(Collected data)

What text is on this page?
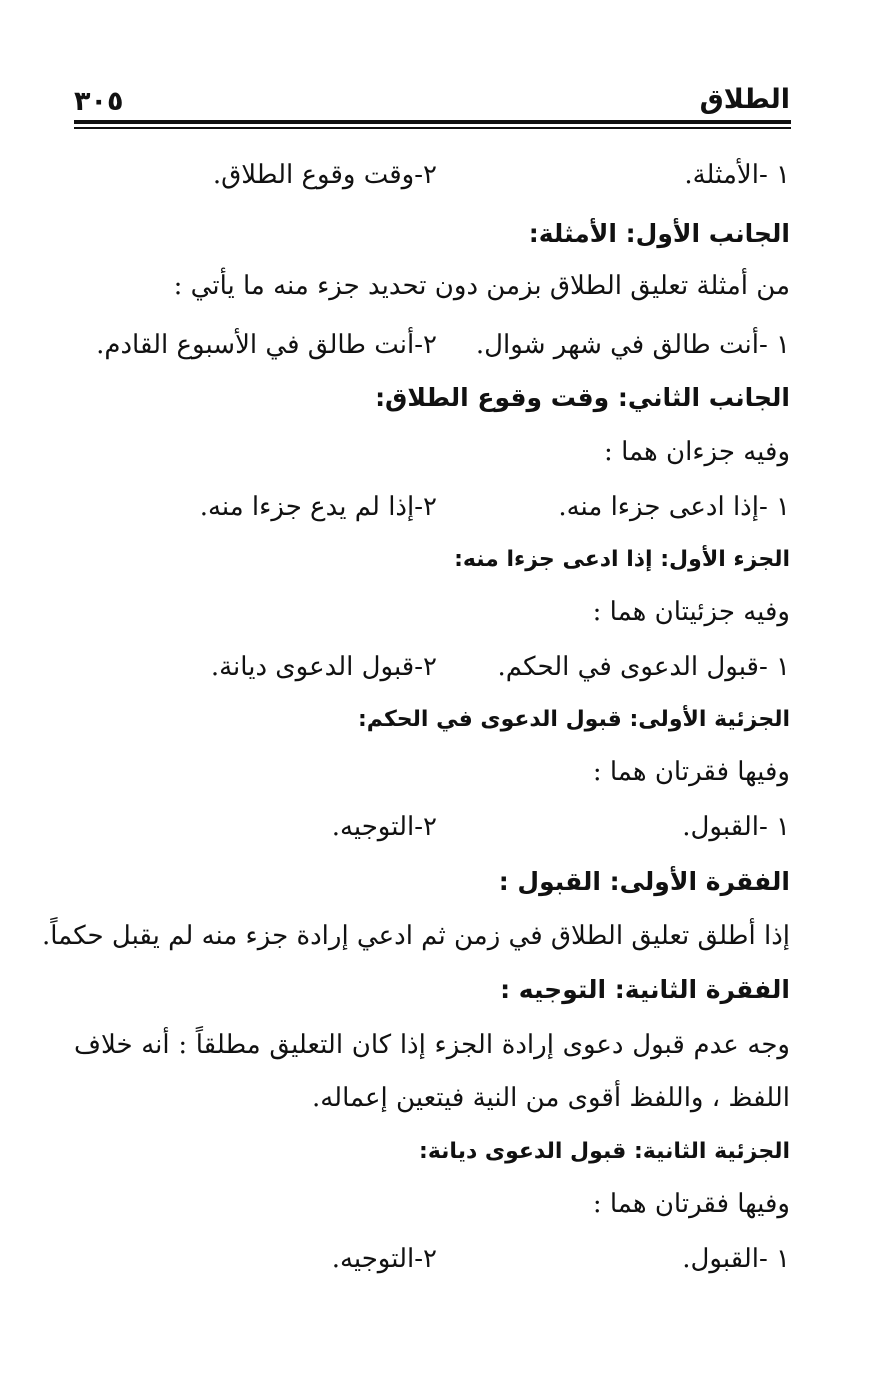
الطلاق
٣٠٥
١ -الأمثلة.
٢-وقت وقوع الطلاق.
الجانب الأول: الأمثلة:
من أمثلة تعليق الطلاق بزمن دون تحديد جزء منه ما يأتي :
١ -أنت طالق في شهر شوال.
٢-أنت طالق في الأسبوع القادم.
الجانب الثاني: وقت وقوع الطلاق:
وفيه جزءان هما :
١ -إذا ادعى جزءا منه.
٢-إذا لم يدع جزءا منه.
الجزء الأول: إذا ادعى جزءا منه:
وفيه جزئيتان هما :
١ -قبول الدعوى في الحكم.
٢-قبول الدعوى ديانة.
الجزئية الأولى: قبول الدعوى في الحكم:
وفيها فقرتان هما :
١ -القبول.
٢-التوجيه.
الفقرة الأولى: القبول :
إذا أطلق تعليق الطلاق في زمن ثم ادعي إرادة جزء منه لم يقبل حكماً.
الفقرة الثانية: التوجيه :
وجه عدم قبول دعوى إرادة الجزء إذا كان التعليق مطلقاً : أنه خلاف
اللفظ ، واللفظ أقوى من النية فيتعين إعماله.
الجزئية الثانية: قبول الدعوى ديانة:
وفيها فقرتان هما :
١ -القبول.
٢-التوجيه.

* * *

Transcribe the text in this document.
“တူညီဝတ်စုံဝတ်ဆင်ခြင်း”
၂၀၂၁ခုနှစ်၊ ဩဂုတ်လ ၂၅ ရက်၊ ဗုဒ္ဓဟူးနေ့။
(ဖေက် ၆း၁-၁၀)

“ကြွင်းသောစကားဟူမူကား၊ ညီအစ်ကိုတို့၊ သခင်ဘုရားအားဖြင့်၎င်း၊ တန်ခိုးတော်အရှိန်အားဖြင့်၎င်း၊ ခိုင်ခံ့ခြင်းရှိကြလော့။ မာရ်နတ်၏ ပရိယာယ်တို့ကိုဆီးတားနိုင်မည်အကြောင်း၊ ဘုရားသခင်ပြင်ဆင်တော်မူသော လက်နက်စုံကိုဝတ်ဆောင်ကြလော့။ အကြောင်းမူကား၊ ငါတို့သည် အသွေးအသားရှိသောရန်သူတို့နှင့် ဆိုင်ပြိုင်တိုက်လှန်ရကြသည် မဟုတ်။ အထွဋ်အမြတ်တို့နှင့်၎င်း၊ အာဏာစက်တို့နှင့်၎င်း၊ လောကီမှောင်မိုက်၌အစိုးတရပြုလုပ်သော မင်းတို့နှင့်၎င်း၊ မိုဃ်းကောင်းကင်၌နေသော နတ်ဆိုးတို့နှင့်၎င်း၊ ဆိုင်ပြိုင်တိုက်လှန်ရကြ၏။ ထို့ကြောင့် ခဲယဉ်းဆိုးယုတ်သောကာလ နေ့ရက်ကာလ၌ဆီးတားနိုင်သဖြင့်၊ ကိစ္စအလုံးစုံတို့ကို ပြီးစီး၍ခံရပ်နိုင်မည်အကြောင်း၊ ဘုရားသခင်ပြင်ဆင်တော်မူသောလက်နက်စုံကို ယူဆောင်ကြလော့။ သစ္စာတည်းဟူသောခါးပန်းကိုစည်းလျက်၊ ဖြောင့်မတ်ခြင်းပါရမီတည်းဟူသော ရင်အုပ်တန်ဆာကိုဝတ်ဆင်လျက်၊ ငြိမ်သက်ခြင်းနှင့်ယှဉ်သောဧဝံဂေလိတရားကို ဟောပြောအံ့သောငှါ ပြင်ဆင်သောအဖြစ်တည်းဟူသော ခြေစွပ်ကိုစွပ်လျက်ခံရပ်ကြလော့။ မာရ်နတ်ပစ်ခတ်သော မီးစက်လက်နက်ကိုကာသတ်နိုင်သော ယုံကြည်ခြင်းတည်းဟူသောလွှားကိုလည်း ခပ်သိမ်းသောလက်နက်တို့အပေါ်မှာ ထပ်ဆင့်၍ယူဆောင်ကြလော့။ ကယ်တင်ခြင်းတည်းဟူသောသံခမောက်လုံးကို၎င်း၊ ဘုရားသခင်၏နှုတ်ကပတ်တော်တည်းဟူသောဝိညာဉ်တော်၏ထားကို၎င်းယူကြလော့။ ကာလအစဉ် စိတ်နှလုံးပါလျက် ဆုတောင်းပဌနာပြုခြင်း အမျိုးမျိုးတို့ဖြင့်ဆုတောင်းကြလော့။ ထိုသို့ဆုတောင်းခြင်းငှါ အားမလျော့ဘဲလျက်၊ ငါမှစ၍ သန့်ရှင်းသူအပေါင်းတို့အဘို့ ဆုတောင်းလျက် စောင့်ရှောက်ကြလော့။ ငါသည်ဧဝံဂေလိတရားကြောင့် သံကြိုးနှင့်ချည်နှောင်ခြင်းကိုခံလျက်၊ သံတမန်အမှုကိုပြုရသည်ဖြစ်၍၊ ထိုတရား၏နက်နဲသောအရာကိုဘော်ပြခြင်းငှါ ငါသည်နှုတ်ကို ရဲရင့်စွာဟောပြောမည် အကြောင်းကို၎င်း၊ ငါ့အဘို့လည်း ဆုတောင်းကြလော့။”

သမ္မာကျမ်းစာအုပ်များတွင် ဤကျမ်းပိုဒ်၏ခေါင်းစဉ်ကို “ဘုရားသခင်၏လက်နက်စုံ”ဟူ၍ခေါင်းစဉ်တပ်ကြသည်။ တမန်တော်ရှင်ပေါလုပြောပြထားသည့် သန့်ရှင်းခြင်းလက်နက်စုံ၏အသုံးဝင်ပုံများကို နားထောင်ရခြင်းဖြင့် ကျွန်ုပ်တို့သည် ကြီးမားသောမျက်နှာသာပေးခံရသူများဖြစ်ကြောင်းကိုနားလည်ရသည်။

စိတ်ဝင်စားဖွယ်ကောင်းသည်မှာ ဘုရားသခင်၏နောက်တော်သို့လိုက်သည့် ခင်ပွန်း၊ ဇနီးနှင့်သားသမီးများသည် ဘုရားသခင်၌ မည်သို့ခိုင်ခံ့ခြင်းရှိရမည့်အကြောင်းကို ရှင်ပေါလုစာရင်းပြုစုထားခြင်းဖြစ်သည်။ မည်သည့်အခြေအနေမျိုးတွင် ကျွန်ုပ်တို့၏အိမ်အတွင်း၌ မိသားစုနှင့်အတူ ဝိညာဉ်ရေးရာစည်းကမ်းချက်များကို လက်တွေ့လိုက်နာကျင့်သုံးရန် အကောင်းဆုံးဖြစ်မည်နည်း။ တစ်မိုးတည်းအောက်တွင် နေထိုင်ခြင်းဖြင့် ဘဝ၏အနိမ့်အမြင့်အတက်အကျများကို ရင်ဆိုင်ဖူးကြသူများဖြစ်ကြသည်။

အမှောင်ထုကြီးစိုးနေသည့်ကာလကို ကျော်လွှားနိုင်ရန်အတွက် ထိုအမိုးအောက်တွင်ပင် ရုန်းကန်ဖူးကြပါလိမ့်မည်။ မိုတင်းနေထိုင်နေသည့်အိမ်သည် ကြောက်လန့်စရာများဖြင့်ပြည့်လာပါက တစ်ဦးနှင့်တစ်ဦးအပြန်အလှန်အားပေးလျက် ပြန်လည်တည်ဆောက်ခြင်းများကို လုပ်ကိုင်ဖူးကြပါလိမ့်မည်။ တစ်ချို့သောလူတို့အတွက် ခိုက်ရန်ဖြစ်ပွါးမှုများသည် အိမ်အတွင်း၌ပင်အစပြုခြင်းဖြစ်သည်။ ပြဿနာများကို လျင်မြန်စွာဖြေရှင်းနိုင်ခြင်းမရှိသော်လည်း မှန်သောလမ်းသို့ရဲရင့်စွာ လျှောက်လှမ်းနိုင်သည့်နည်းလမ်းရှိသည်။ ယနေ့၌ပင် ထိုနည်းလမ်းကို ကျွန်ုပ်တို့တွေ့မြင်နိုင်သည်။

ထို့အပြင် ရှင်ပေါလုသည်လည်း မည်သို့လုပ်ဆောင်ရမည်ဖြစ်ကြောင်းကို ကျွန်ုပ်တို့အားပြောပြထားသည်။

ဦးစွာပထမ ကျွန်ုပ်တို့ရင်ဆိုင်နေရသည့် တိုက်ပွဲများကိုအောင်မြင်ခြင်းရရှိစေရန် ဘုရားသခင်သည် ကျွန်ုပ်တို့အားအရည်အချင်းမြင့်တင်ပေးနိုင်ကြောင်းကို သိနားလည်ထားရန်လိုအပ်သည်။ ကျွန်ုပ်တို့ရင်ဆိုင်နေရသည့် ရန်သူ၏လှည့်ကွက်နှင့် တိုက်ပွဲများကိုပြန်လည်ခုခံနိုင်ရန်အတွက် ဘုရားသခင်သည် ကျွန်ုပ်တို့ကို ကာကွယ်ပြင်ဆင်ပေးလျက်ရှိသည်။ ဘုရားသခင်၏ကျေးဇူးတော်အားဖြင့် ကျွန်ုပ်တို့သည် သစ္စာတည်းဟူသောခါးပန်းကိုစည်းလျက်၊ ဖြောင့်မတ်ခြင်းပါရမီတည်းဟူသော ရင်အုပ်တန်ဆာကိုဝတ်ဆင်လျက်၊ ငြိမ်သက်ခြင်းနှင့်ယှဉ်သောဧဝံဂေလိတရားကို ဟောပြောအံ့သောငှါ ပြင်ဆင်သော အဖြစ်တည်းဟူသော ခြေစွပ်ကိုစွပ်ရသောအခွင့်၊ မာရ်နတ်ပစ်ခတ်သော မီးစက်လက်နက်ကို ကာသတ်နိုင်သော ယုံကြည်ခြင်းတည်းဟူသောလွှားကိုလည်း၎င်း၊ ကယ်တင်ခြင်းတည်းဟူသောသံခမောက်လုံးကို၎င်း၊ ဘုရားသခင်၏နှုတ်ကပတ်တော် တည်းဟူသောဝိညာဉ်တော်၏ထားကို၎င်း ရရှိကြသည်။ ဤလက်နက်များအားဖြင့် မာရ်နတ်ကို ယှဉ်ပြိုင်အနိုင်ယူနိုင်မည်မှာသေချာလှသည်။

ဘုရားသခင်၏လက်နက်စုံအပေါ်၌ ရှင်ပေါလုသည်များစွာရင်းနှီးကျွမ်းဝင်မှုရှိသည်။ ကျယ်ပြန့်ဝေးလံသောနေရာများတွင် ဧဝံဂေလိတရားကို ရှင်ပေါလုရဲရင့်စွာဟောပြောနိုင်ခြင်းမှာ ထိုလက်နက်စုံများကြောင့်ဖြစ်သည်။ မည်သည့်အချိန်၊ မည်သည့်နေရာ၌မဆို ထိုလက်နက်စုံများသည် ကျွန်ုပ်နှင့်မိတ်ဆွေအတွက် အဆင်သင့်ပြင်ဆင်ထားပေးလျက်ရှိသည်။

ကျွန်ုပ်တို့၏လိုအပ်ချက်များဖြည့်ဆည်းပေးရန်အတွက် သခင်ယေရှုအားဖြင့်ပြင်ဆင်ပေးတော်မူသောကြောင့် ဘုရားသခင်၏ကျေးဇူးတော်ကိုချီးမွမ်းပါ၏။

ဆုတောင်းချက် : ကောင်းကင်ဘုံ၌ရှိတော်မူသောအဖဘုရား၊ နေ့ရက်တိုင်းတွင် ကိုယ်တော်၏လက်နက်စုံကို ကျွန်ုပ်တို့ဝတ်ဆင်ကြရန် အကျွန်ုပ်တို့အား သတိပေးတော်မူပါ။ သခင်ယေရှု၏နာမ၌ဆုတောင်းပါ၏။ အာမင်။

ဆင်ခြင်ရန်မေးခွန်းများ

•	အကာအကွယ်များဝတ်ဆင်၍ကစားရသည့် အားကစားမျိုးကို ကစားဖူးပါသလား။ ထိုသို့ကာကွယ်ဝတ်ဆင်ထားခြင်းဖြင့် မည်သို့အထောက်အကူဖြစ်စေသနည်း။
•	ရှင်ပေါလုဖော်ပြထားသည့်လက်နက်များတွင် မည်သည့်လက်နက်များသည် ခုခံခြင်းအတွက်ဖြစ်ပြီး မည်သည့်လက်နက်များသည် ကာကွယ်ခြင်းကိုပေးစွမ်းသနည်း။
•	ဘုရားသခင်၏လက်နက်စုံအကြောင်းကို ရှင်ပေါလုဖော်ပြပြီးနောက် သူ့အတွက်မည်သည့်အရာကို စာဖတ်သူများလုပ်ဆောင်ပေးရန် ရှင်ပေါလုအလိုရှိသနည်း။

- [PROBLEM REQUIREMENTS]: Each line above that holds the string "الجانب" should be copied and shown.

- [OUTPUT BELOW]:
الجانب الأول: الأمثلة:
الجانب الثاني: وقت وقوع الطلاق:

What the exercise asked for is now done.